Exactly reproduce the entries, dropping any pictures from your copy.

▽

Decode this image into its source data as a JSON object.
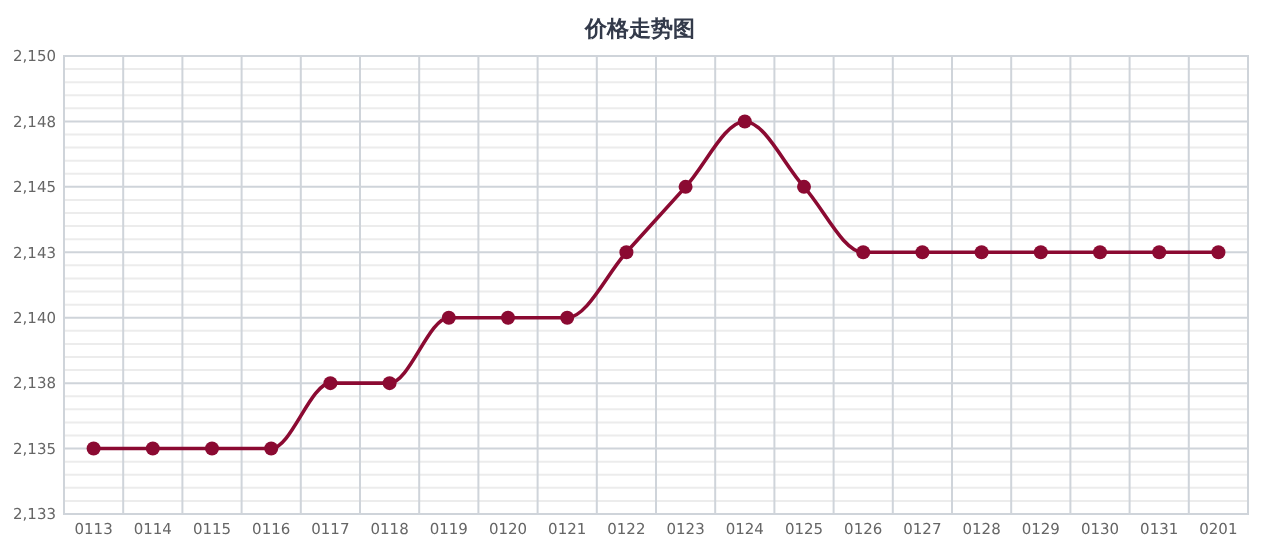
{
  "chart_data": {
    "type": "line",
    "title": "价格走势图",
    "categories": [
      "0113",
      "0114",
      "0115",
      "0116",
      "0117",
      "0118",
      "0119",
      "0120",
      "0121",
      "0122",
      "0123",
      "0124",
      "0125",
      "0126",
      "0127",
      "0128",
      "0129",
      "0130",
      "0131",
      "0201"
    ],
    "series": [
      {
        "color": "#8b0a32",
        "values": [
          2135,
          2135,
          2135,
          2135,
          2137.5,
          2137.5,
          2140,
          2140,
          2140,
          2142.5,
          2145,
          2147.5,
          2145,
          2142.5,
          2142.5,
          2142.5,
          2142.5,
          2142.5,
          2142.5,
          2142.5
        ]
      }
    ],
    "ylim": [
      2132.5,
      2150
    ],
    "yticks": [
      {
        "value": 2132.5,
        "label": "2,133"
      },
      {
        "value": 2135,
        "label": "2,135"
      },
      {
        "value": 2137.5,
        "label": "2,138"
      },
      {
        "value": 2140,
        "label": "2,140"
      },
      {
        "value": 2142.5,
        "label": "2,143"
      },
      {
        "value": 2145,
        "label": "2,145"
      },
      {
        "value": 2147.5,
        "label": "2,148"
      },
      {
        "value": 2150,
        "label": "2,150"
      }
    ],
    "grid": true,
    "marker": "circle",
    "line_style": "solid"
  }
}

△

▸ **Output for this exercise**
Decode this image into its source data as a JSON object.
{
  "chart_data": {
    "type": "line",
    "title": "价格走势图",
    "categories": [
      "0113",
      "0114",
      "0115",
      "0116",
      "0117",
      "0118",
      "0119",
      "0120",
      "0121",
      "0122",
      "0123",
      "0124",
      "0125",
      "0126",
      "0127",
      "0128",
      "0129",
      "0130",
      "0131",
      "0201"
    ],
    "series": [
      {
        "color": "#8b0a32",
        "values": [
          2135,
          2135,
          2135,
          2135,
          2137.5,
          2137.5,
          2140,
          2140,
          2140,
          2142.5,
          2145,
          2147.5,
          2145,
          2142.5,
          2142.5,
          2142.5,
          2142.5,
          2142.5,
          2142.5,
          2142.5
        ]
      }
    ],
    "ylim": [
      2132.5,
      2150
    ],
    "yticks": [
      {
        "value": 2132.5,
        "label": "2,133"
      },
      {
        "value": 2135,
        "label": "2,135"
      },
      {
        "value": 2137.5,
        "label": "2,138"
      },
      {
        "value": 2140,
        "label": "2,140"
      },
      {
        "value": 2142.5,
        "label": "2,143"
      },
      {
        "value": 2145,
        "label": "2,145"
      },
      {
        "value": 2147.5,
        "label": "2,148"
      },
      {
        "value": 2150,
        "label": "2,150"
      }
    ],
    "grid": true,
    "marker": "circle",
    "line_style": "solid"
  }
}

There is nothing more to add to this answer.